— Begin —
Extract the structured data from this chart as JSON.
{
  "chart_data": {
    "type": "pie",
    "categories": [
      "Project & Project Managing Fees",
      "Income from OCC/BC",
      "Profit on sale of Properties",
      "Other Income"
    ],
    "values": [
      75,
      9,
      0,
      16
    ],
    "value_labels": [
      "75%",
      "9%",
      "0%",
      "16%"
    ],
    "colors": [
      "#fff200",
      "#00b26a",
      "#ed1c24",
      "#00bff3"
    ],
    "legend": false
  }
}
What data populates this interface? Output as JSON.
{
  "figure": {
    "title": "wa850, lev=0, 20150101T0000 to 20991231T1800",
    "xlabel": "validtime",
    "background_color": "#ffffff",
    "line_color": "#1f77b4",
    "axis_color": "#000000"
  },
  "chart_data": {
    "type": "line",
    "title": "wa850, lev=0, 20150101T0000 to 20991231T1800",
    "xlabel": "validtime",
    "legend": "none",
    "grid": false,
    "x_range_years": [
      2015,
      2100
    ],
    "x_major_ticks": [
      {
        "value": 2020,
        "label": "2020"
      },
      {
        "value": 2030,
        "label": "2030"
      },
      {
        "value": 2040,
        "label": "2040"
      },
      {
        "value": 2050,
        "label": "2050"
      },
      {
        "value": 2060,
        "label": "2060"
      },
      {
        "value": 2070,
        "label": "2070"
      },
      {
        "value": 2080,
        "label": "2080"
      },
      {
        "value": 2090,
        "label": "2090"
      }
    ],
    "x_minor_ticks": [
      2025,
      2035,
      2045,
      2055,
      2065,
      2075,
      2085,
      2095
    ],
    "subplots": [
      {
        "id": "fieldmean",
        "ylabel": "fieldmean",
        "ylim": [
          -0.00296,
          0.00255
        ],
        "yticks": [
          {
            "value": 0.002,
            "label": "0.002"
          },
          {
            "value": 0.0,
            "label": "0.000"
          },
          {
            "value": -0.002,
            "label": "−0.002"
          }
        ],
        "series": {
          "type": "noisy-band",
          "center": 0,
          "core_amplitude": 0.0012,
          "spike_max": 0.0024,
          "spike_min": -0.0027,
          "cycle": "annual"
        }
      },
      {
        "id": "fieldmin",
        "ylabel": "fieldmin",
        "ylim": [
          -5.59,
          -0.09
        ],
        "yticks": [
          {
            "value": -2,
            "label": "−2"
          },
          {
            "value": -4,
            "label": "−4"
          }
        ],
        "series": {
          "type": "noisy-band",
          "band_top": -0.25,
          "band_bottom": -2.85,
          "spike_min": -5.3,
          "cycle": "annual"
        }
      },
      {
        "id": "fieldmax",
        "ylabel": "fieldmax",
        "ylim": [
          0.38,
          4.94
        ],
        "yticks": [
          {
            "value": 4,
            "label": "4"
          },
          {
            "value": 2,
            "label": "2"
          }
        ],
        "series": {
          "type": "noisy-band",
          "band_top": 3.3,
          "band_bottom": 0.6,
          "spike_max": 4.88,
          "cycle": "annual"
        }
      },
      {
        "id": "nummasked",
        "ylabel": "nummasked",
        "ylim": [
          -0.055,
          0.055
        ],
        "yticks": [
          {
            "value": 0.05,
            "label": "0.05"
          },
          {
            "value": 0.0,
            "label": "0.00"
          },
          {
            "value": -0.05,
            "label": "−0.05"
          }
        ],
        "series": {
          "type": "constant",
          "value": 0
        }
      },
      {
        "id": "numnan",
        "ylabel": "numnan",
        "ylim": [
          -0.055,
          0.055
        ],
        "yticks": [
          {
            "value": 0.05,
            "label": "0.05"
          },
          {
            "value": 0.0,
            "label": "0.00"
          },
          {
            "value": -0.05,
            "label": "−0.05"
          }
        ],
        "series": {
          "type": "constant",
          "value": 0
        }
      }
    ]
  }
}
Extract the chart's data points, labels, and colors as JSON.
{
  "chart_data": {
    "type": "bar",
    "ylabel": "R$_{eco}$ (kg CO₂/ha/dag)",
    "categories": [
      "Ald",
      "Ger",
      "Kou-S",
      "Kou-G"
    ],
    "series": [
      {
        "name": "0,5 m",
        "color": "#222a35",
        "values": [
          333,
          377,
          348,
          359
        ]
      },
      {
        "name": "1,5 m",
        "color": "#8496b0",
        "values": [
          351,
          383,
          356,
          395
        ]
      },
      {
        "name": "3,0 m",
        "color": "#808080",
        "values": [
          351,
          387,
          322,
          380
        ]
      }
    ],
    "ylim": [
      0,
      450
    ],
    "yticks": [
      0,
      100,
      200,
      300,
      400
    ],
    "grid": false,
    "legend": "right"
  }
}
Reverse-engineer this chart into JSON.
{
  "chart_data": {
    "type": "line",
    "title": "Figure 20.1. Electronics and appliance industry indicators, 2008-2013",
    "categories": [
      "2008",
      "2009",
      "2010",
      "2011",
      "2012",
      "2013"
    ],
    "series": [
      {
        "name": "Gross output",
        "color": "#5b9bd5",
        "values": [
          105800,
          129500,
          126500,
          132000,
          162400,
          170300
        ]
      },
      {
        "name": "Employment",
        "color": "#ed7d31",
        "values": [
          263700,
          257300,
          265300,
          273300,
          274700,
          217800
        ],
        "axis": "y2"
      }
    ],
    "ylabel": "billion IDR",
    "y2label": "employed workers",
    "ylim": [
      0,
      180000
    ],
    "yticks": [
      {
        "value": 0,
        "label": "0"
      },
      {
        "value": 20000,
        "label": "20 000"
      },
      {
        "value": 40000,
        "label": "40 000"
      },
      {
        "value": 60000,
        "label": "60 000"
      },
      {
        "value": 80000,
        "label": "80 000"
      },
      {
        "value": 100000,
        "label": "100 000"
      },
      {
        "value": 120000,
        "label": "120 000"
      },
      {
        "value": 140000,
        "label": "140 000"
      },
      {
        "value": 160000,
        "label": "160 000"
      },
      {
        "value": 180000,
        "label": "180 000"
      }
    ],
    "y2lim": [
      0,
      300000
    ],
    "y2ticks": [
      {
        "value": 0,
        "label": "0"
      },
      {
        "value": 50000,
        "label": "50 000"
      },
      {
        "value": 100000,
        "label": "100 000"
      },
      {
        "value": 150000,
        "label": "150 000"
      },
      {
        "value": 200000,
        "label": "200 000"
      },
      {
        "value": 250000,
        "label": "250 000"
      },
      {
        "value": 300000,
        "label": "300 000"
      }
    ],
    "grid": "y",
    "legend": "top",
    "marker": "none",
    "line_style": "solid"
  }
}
— End —
Your task is to collect every line above that contains the word "JSON".

Extract the structured data from this chart as JSON.
What data populates this interface? Output as JSON.
Extract the chart's data points, labels, and colors as JSON.
Reverse-engineer this chart into JSON.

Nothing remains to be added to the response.